TASK PROMPT:
From the material below, list every line containing "this".

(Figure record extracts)

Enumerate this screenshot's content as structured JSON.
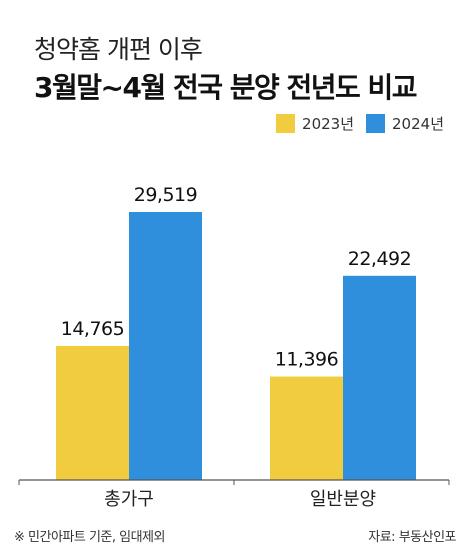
{
  "subtitle": "청약홈 개편 이후",
  "title": "3월말~4월 전국 분양 전년도 비교",
  "footnote": "※ 민간아파트 기준, 임대제외",
  "source": "자료: 부동산인포",
  "chart_data": {
    "type": "bar",
    "categories": [
      "총가구",
      "일반분양"
    ],
    "series": [
      {
        "name": "2023년",
        "color": "#f2cc3f",
        "values": [
          14765,
          11396
        ],
        "labels": [
          "14,765",
          "11,396"
        ]
      },
      {
        "name": "2024년",
        "color": "#2f8fdc",
        "values": [
          29519,
          22492
        ],
        "labels": [
          "29,519",
          "22,492"
        ]
      }
    ],
    "ylim": [
      0,
      40000
    ],
    "grid": false,
    "legend_position": "top-right"
  }
}
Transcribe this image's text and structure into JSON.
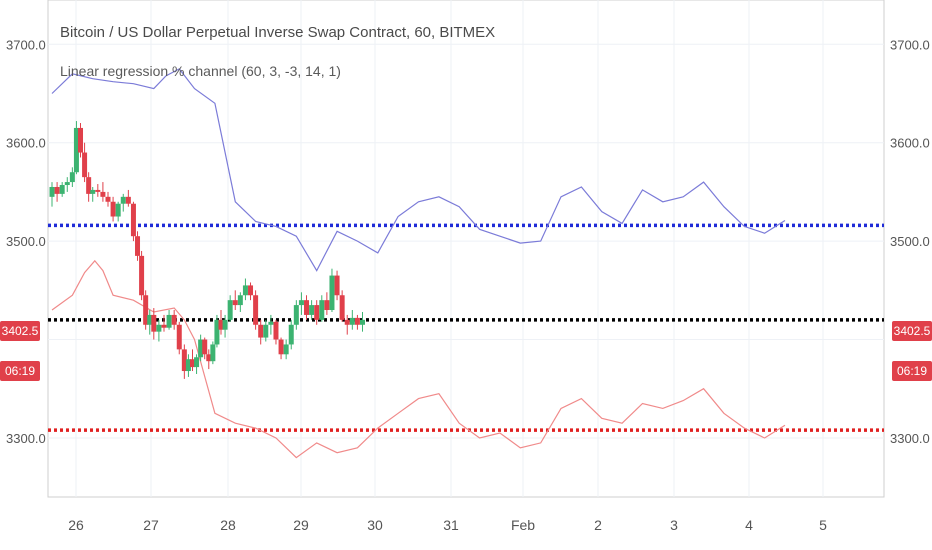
{
  "header": {
    "title": "Bitcoin / US Dollar Perpetual Inverse Swap Contract, 60, BITMEX",
    "indicator": "Linear regression % channel (60, 3, -3, 14, 1)"
  },
  "badges": {
    "price": "3402.5",
    "time": "06:19"
  },
  "colors": {
    "upper": "#7b7bd8",
    "lower": "#f08a8a",
    "bull": "#3cb371",
    "bear": "#e0404a",
    "blue_dotted": "#1f2bd8",
    "red_dotted": "#e02020",
    "black_dotted": "#000000",
    "badge": "#e0404a"
  },
  "chart_data": {
    "type": "line",
    "ylim": [
      3240,
      3745
    ],
    "xlim": [
      25.6,
      5.85
    ],
    "yticks": [
      3300.0,
      3400.0,
      3500.0,
      3600.0,
      3700.0
    ],
    "ytick_labels": [
      "3300.0",
      "3500.0",
      "3600.0",
      "3700.0"
    ],
    "xtick_labels": [
      "26",
      "27",
      "28",
      "29",
      "30",
      "31",
      "Feb",
      "2",
      "3",
      "4",
      "5"
    ],
    "grid": true,
    "hlines": [
      {
        "name": "blue",
        "value": 3516
      },
      {
        "name": "black",
        "value": 3420
      },
      {
        "name": "red",
        "value": 3308
      }
    ],
    "upper_channel": [
      [
        0,
        3650
      ],
      [
        2,
        3670
      ],
      [
        4,
        3665
      ],
      [
        6,
        3662
      ],
      [
        8,
        3660
      ],
      [
        10,
        3655
      ],
      [
        11.2,
        3668
      ],
      [
        12.5,
        3675
      ],
      [
        14,
        3655
      ],
      [
        16,
        3640
      ],
      [
        18,
        3540
      ],
      [
        20,
        3520
      ],
      [
        22,
        3515
      ],
      [
        24,
        3505
      ],
      [
        26,
        3470
      ],
      [
        28,
        3510
      ],
      [
        30,
        3500
      ],
      [
        32,
        3488
      ],
      [
        34,
        3525
      ],
      [
        36,
        3540
      ],
      [
        38,
        3545
      ],
      [
        40,
        3535
      ],
      [
        42,
        3512
      ],
      [
        44,
        3505
      ],
      [
        46,
        3498
      ],
      [
        48,
        3500
      ],
      [
        50,
        3545
      ],
      [
        52,
        3555
      ],
      [
        54,
        3530
      ],
      [
        56,
        3518
      ],
      [
        58,
        3552
      ],
      [
        60,
        3540
      ],
      [
        62,
        3545
      ],
      [
        64,
        3560
      ],
      [
        66,
        3535
      ],
      [
        68,
        3515
      ],
      [
        70,
        3508
      ],
      [
        72,
        3521
      ]
    ],
    "lower_channel": [
      [
        0,
        3430
      ],
      [
        2,
        3445
      ],
      [
        3.2,
        3468
      ],
      [
        4.2,
        3480
      ],
      [
        5,
        3470
      ],
      [
        6,
        3445
      ],
      [
        8,
        3440
      ],
      [
        10,
        3428
      ],
      [
        12,
        3432
      ],
      [
        13,
        3420
      ],
      [
        14,
        3400
      ],
      [
        16,
        3325
      ],
      [
        18,
        3315
      ],
      [
        20,
        3310
      ],
      [
        22,
        3300
      ],
      [
        24,
        3280
      ],
      [
        26,
        3295
      ],
      [
        28,
        3285
      ],
      [
        30,
        3290
      ],
      [
        32,
        3310
      ],
      [
        34,
        3325
      ],
      [
        36,
        3340
      ],
      [
        38,
        3345
      ],
      [
        40,
        3315
      ],
      [
        42,
        3300
      ],
      [
        44,
        3305
      ],
      [
        46,
        3290
      ],
      [
        48,
        3295
      ],
      [
        50,
        3330
      ],
      [
        52,
        3340
      ],
      [
        54,
        3320
      ],
      [
        56,
        3315
      ],
      [
        58,
        3335
      ],
      [
        60,
        3330
      ],
      [
        62,
        3338
      ],
      [
        64,
        3350
      ],
      [
        66,
        3325
      ],
      [
        68,
        3310
      ],
      [
        70,
        3300
      ],
      [
        72,
        3313
      ]
    ],
    "candles": [
      [
        0,
        3545,
        3560,
        3535,
        3555
      ],
      [
        0.5,
        3555,
        3560,
        3540,
        3548
      ],
      [
        1,
        3548,
        3560,
        3545,
        3557
      ],
      [
        1.5,
        3557,
        3565,
        3550,
        3560
      ],
      [
        2,
        3560,
        3575,
        3555,
        3570
      ],
      [
        2.4,
        3570,
        3622,
        3568,
        3615
      ],
      [
        2.8,
        3615,
        3620,
        3585,
        3590
      ],
      [
        3.2,
        3590,
        3600,
        3560,
        3565
      ],
      [
        3.6,
        3565,
        3570,
        3540,
        3548
      ],
      [
        4,
        3548,
        3555,
        3540,
        3552
      ],
      [
        4.5,
        3552,
        3558,
        3545,
        3550
      ],
      [
        5,
        3550,
        3560,
        3540,
        3545
      ],
      [
        5.5,
        3545,
        3550,
        3535,
        3540
      ],
      [
        6,
        3540,
        3545,
        3520,
        3525
      ],
      [
        6.5,
        3525,
        3540,
        3520,
        3538
      ],
      [
        7,
        3538,
        3548,
        3530,
        3545
      ],
      [
        7.5,
        3545,
        3552,
        3535,
        3538
      ],
      [
        8,
        3538,
        3540,
        3500,
        3505
      ],
      [
        8.4,
        3505,
        3510,
        3480,
        3485
      ],
      [
        8.8,
        3485,
        3490,
        3440,
        3445
      ],
      [
        9.2,
        3445,
        3450,
        3410,
        3415
      ],
      [
        9.6,
        3415,
        3430,
        3405,
        3425
      ],
      [
        10,
        3425,
        3432,
        3400,
        3408
      ],
      [
        10.5,
        3408,
        3420,
        3398,
        3415
      ],
      [
        11,
        3415,
        3425,
        3408,
        3412
      ],
      [
        11.5,
        3412,
        3430,
        3410,
        3425
      ],
      [
        12,
        3425,
        3430,
        3410,
        3415
      ],
      [
        12.5,
        3415,
        3418,
        3385,
        3390
      ],
      [
        13,
        3390,
        3395,
        3360,
        3368
      ],
      [
        13.4,
        3368,
        3385,
        3362,
        3380
      ],
      [
        13.8,
        3380,
        3390,
        3368,
        3372
      ],
      [
        14.2,
        3372,
        3385,
        3365,
        3382
      ],
      [
        14.6,
        3382,
        3405,
        3378,
        3400
      ],
      [
        15,
        3400,
        3402,
        3380,
        3385
      ],
      [
        15.4,
        3385,
        3390,
        3370,
        3378
      ],
      [
        15.8,
        3378,
        3398,
        3375,
        3395
      ],
      [
        16.2,
        3395,
        3425,
        3392,
        3420
      ],
      [
        16.6,
        3420,
        3430,
        3405,
        3410
      ],
      [
        17,
        3410,
        3425,
        3402,
        3420
      ],
      [
        17.5,
        3420,
        3445,
        3418,
        3440
      ],
      [
        18,
        3440,
        3450,
        3430,
        3435
      ],
      [
        18.5,
        3435,
        3448,
        3428,
        3445
      ],
      [
        19,
        3445,
        3462,
        3440,
        3455
      ],
      [
        19.5,
        3455,
        3458,
        3440,
        3445
      ],
      [
        20,
        3445,
        3450,
        3410,
        3415
      ],
      [
        20.5,
        3415,
        3420,
        3395,
        3402
      ],
      [
        21,
        3402,
        3420,
        3398,
        3415
      ],
      [
        21.5,
        3415,
        3425,
        3405,
        3418
      ],
      [
        22,
        3418,
        3420,
        3395,
        3400
      ],
      [
        22.5,
        3400,
        3402,
        3380,
        3385
      ],
      [
        23,
        3385,
        3400,
        3380,
        3395
      ],
      [
        23.5,
        3395,
        3420,
        3390,
        3415
      ],
      [
        24,
        3415,
        3440,
        3410,
        3435
      ],
      [
        24.5,
        3435,
        3448,
        3425,
        3440
      ],
      [
        25,
        3440,
        3445,
        3420,
        3425
      ],
      [
        25.5,
        3425,
        3440,
        3420,
        3435
      ],
      [
        26,
        3435,
        3440,
        3415,
        3420
      ],
      [
        26.5,
        3420,
        3445,
        3418,
        3440
      ],
      [
        27,
        3440,
        3448,
        3425,
        3430
      ],
      [
        27.5,
        3430,
        3472,
        3428,
        3465
      ],
      [
        28,
        3465,
        3470,
        3440,
        3445
      ],
      [
        28.5,
        3445,
        3450,
        3418,
        3420
      ],
      [
        29,
        3420,
        3425,
        3405,
        3415
      ],
      [
        29.5,
        3415,
        3430,
        3410,
        3422
      ],
      [
        30,
        3422,
        3425,
        3410,
        3415
      ],
      [
        30.5,
        3415,
        3428,
        3408,
        3420
      ]
    ]
  }
}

RESPONSE:
Enumerate this screenshot's content as structured JSON.
Transcribe this image's text and structure into JSON.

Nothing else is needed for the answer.